**** Supplied records

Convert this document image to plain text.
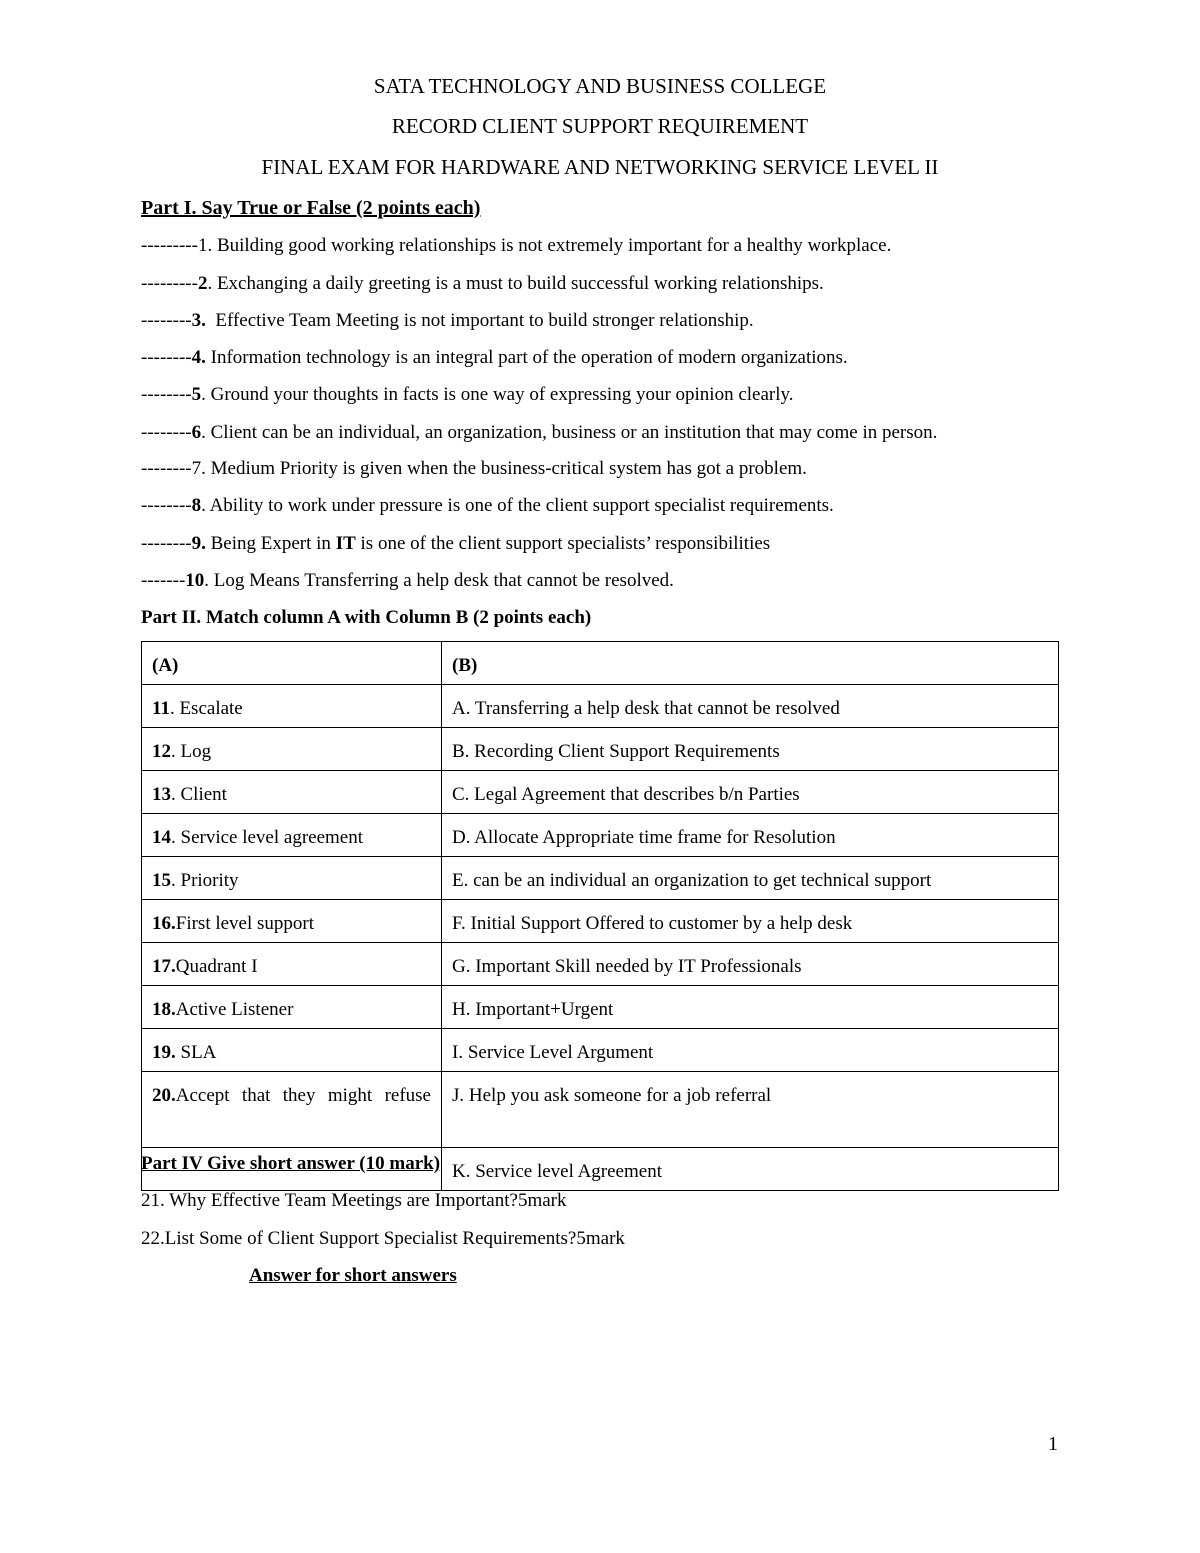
SATA TECHNOLOGY AND BUSINESS COLLEGE
RECORD CLIENT SUPPORT REQUIREMENT
FINAL EXAM FOR HARDWARE AND NETWORKING SERVICE LEVEL II
Part I. Say True or False (2 points each)
---------1. Building good working relationships is not extremely important for a healthy workplace.
---------2. Exchanging a daily greeting is a must to build successful working relationships.
--------3.  Effective Team Meeting is not important to build stronger relationship.
--------4. Information technology is an integral part of the operation of modern organizations.
--------5. Ground your thoughts in facts is one way of expressing your opinion clearly.
--------6. Client can be an individual, an organization, business or an institution that may come in person.
--------7. Medium Priority is given when the business-critical system has got a problem.
--------8. Ability to work under pressure is one of the client support specialist requirements.
--------9. Being Expert in IT is one of the client support specialists’ responsibilities
-------10. Log Means Transferring a help desk that cannot be resolved.
Part II. Match column A with Column B (2 points each)
(A)	(B)
11. Escalate	A. Transferring a help desk that cannot be resolved
12. Log	B. Recording Client Support Requirements
13. Client	C. Legal Agreement that describes b/n Parties
14. Service level agreement	D. Allocate Appropriate time frame for Resolution
15. Priority	E. can be an individual an organization to get technical support
16.First level support	F. Initial Support Offered to customer by a help desk
17.Quadrant I	G. Important Skill needed by IT Professionals
18.Active Listener	H. Important+Urgent
19. SLA	I. Service Level Argument
20.Accept that they might refuse	J. Help you ask someone for a job referral
	K. Service level Agreement
Part IV Give short answer (10 mark)
21. Why Effective Team Meetings are Important?5mark
22.List Some of Client Support Specialist Requirements?5mark
Answer for short answers
1
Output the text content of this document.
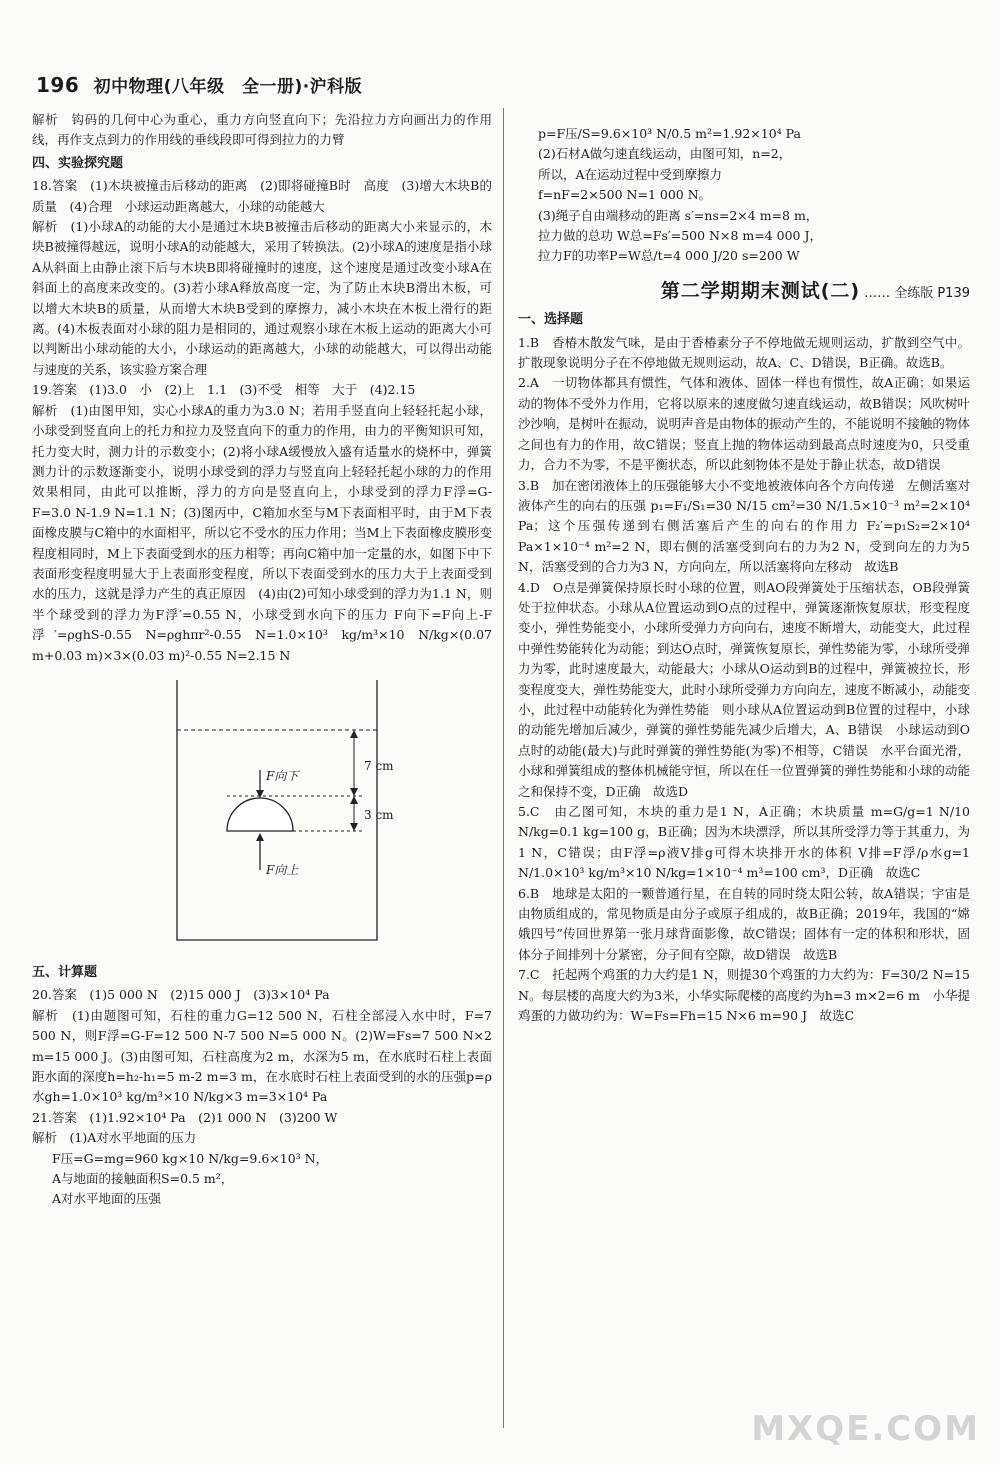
196 初中物理(八年级　全一册)·沪科版

解析　钩码的几何中心为重心，重力方向竖直向下；先沿拉力方向画出力的作用线，再作支点到力的作用线的垂线段即可得到拉力的力臂

四、实验探究题

18.答案　(1)木块被撞击后移动的距离　(2)即将碰撞B时　高度　(3)增大木块B的质量　(4)合理　小球运动距离越大，小球的动能越大

解析　(1)小球A的动能的大小是通过木块B被撞击后移动的距离大小来显示的，木块B被撞得越远，说明小球A的动能越大，采用了转换法。(2)小球A的速度是指小球A从斜面上由静止滚下后与木块B即将碰撞时的速度，这个速度是通过改变小球A在斜面上的高度来改变的。(3)若小球A释放高度一定，为了防止木块B滑出木板，可以增大木块B的质量，从而增大木块B受到的摩擦力，减小木块在木板上滑行的距离。(4)木板表面对小球的阻力是相同的，通过观察小球在木板上运动的距离大小可以判断出小球动能的大小，小球运动的距离越大，小球的动能越大，可以得出动能与速度的关系，该实验方案合理

19.答案　(1)3.0　小　(2)上　1.1　(3)不受　相等　大于　(4)2.15

解析　(1)由图甲知，实心小球A的重力为3.0 N；若用手竖直向上轻轻托起小球，小球受到竖直向上的托力和拉力及竖直向下的重力的作用，由力的平衡知识可知，托力变大时，测力计的示数变小；(2)将小球A缓慢放入盛有适量水的烧杯中，弹簧测力计的示数逐渐变小，说明小球受到的浮力与竖直向上轻轻托起小球的力的作用效果相同，由此可以推断，浮力的方向是竖直向上，小球受到的浮力F浮=G-F=3.0 N-1.9 N=1.1 N；(3)图丙中，C箱加水至与M下表面相平时，由于M下表面橡皮膜与C箱中的水面相平，所以它不受水的压力作用；当M上下表面橡皮膜形变程度相同时，M上下表面受到水的压力相等；再向C箱中加一定量的水，如图下中下表面形变程度明显大于上表面形变程度，所以下表面受到水的压力大于上表面受到水的压力，这就是浮力产生的真正原因　(4)由(2)可知小球受到的浮力为1.1 N，则半个球受到的浮力为F浮′=0.55 N，小球受到水向下的压力 F向下=F向上-F浮′=ρghS-0.55 N=ρghπr²-0.55 N=1.0×10³ kg/m³×10 N/kg×(0.07 m+0.03 m)×3×(0.03 m)²-0.55 N=2.15 N

7 cm
3 cm
F向下
F向上
五、计算题

20.答案　(1)5 000 N　(2)15 000 J　(3)3×10⁴ Pa

解析　(1)由题图可知，石柱的重力G=12 500 N，石柱全部浸入水中时，F=7 500 N，则F浮=G-F=12 500 N-7 500 N=5 000 N。(2)W=Fs=7 500 N×2 m=15 000 J。(3)由图可知，石柱高度为2 m，水深为5 m，在水底时石柱上表面距水面的深度h=h₂-h₁=5 m-2 m=3 m，在水底时石柱上表面受到的水的压强p=ρ水gh=1.0×10³ kg/m³×10 N/kg×3 m=3×10⁴ Pa

21.答案　(1)1.92×10⁴ Pa　(2)1 000 N　(3)200 W

解析　(1)A对水平地面的压力

F压=G=mg=960 kg×10 N/kg=9.6×10³ N，

A与地面的接触面积S=0.5 m²，

A对水平地面的压强

p=F压/S=9.6×10³ N/0.5 m²=1.92×10⁴ Pa

(2)石材A做匀速直线运动，由图可知，n=2，

所以，A在运动过程中受到摩擦力

f=nF=2×500 N=1 000 N。

(3)绳子自由端移动的距离 s′=ns=2×4 m=8 m，

拉力做的总功 W总=Fs′=500 N×8 m=4 000 J，

拉力F的功率P=W总/t=4 000 J/20 s=200 W

第二学期期末测试(二) …… 全练版 P139
一、选择题

1.B　香椿木散发气味，是由于香椿素分子不停地做无规则运动，扩散到空气中。扩散现象说明分子在不停地做无规则运动，故A、C、D错误，B正确。故选B。

2.A　一切物体都具有惯性，气体和液体、固体一样也有惯性，故A正确；如果运动的物体不受外力作用，它将以原来的速度做匀速直线运动，故B错误；风吹树叶沙沙响，是树叶在振动，说明声音是由物体的振动产生的，不能说明不接触的物体之间也有力的作用，故C错误；竖直上抛的物体运动到最高点时速度为0，只受重力，合力不为零，不是平衡状态，所以此刻物体不是处于静止状态，故D错误

3.B　加在密闭液体上的压强能够大小不变地被液体向各个方向传递　左侧活塞对液体产生的向右的压强 p₁=F₁/S₁=30 N/15 cm²=30 N/1.5×10⁻³ m²=2×10⁴ Pa；这个压强传递到右侧活塞后产生的向右的作用力 F₂′=p₁S₂=2×10⁴ Pa×1×10⁻⁴ m²=2 N，即右侧的活塞受到向右的力为2 N，受到向左的力为5 N，活塞受到的合力为3 N，方向向左，所以活塞将向左移动　故选B

4.D　O点是弹簧保持原长时小球的位置，则AO段弹簧处于压缩状态，OB段弹簧处于拉伸状态。小球从A位置运动到O点的过程中，弹簧逐渐恢复原状，形变程度变小，弹性势能变小，小球所受弹力方向向右，速度不断增大，动能变大，此过程中弹性势能转化为动能；到达O点时，弹簧恢复原长，弹性势能为零，小球所受弹力为零，此时速度最大，动能最大；小球从O运动到B的过程中，弹簧被拉长，形变程度变大，弹性势能变大，此时小球所受弹力方向向左，速度不断减小，动能变小，此过程中动能转化为弹性势能　则小球从A位置运动到B位置的过程中，小球的动能先增加后减少，弹簧的弹性势能先减少后增大，A、B错误　小球运动到O点时的动能(最大)与此时弹簧的弹性势能(为零)不相等，C错误　水平台面光滑，小球和弹簧组成的整体机械能守恒，所以在任一位置弹簧的弹性势能和小球的动能之和保持不变，D正确　故选D

5.C　由乙图可知，木块的重力是1 N，A正确；木块质量 m=G/g=1 N/10 N/kg=0.1 kg=100 g，B正确；因为木块漂浮，所以其所受浮力等于其重力，为1 N，C错误；由F浮=ρ液V排g可得木块排开水的体积 V排=F浮/ρ水g=1 N/1.0×10³ kg/m³×10 N/kg=1×10⁻⁴ m³=100 cm³，D正确　故选C

6.B　地球是太阳的一颗普通行星，在自转的同时绕太阳公转，故A错误；宇宙是由物质组成的，常见物质是由分子或原子组成的，故B正确；2019年，我国的“嫦娥四号”传回世界第一张月球背面影像，故C错误；固体有一定的体积和形状，固体分子间排列十分紧密，分子间有空隙，故D错误　故选B

7.C　托起两个鸡蛋的力大约是1 N，则提30个鸡蛋的力大约为：F=30/2 N=15 N。每层楼的高度大约为3米，小华实际爬楼的高度约为h=3 m×2=6 m　小华提鸡蛋的力做功约为：W=Fs=Fh=15 N×6 m=90 J　故选C

MXQE.COM
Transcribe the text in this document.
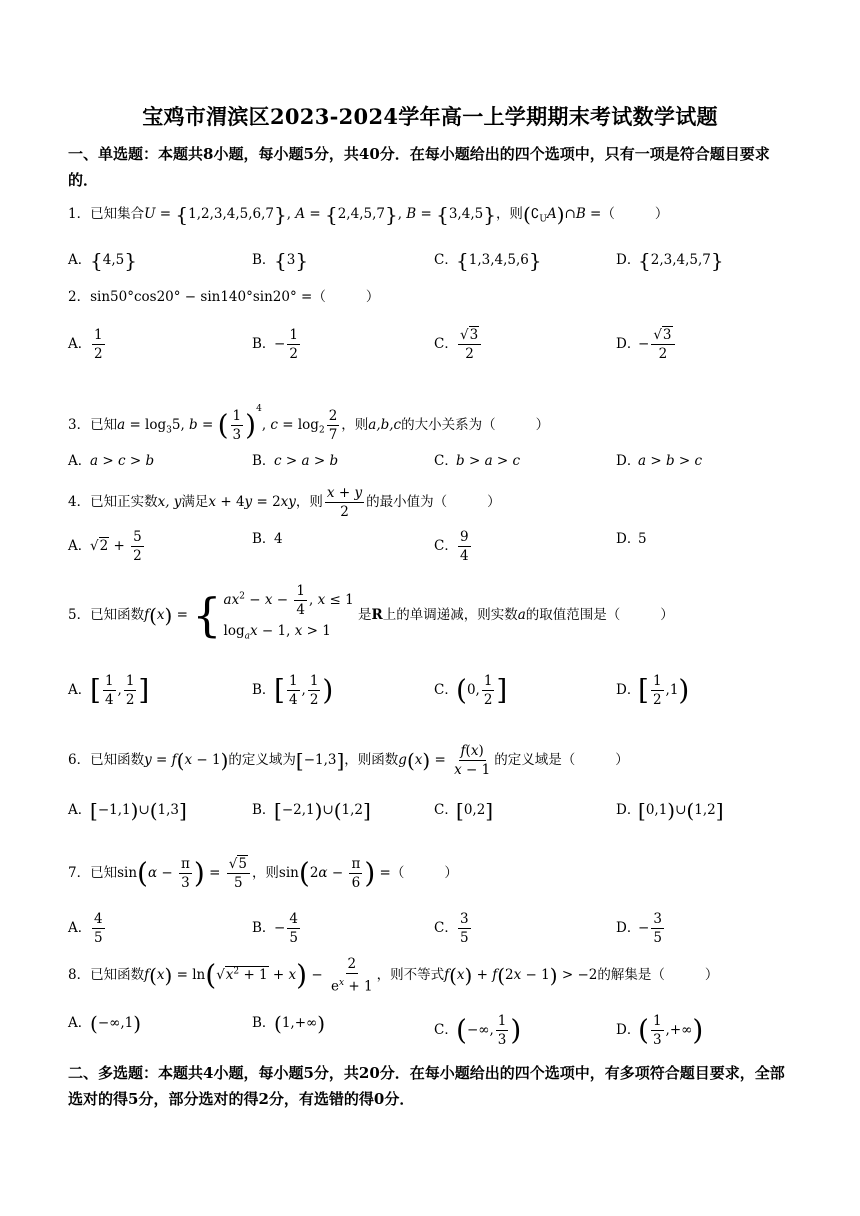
宝鸡市渭滨区2023-2024学年高一上学期期末考试数学试题
一、单选题：本题共8小题，每小题5分，共40分．在每小题给出的四个选项中，只有一项是符合题目要求的．
1．已知集合U = {1,2,3,4,5,6,7}, A = {2,4,5,7}, B = {3,4,5}，则$(∁_UA)\cap B$ =（	）
A．{4,5}	B．{3}	C．{1,3,4,5,6}	D．{2,3,4,5,7}
2．sin50°cos20° − sin140°sin20° =（	）
A． $\frac{1}{2}$	B．− $\frac{1}{2}$	C． $\frac{√3}{2}$	D．− $\frac{√3}{2}$
3．已知$a = \log_35$, b = ( $\frac{1}{3} )^4$, $c = \log_2 \frac{2}{7}$ ，则a,b,c的大小关系为（	）
A．a > c > b	B．c > a > b	C．b > a > c	D．a > b > c
4．已知正实数x, y满足x + 4y = 2xy，则 $\frac{x + y}{2}$ 的最小值为（	）
A．$√2 + \frac{5}{2}$	B．4	C． $\frac{9}{4}$	D．5
5．已知函数f(x) = { $ax^2 - x - \frac{1}{4}$ , x ≤ 1
$\log_ax - 1$, x > 1
是R上的单调递减，则实数a的取值范围是（	）
A．[ $\frac{1}{4}$ , $\frac{1}{2}$ ]	B．[ $\frac{1}{4}$ , $\frac{1}{2}$ )	C．(0, $\frac{1}{2}$ ]	D．[ $\frac{1}{2} ,1$)
6．已知函数y = f(x − 1)的定义域为[−1,3]，则函数$g(x) = \frac{f(x)}{x - 1}$ 的定义域是（	）
A．[−1,1)∪(1,3]	B．[−2,1)∪(1,2]	C．[0,2]	D．[0,1)∪(1,2]
7．已知$\sin(\alpha - \frac{\pi}{3}$ ) = $\frac{√5}{5}$ ，则$\sin(2\alpha - \frac{\pi}{6}$ ) =（	）
A． $\frac{4}{5}$	B．− $\frac{4}{5}$	C． $\frac{3}{5}$	D．− $\frac{3}{5}$
8．已知函数$f(x) = \ln(√x^2 + 1 + x) - \frac{2}{e^x + 1}$ ，则不等式f(x) + f(2x − 1) > −2的解集是（	）
A．(−∞,1)	B．(1,+∞)	C．(−∞, $\frac{1}{3}$ )	D．( $\frac{1}{3}$ ,+∞)
二、多选题：本题共4小题，每小题5分，共20分．在每小题给出的四个选项中，有多项符合题目要求，全部选对的得5分，部分选对的得2分，有选错的得0分．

********

▶ What to produce
Find the lines containing "this" and list every one of them.

▶ Reply to the task
Convert this document image to plain text.
Output the text content of this document.
Transcribe the text in this document.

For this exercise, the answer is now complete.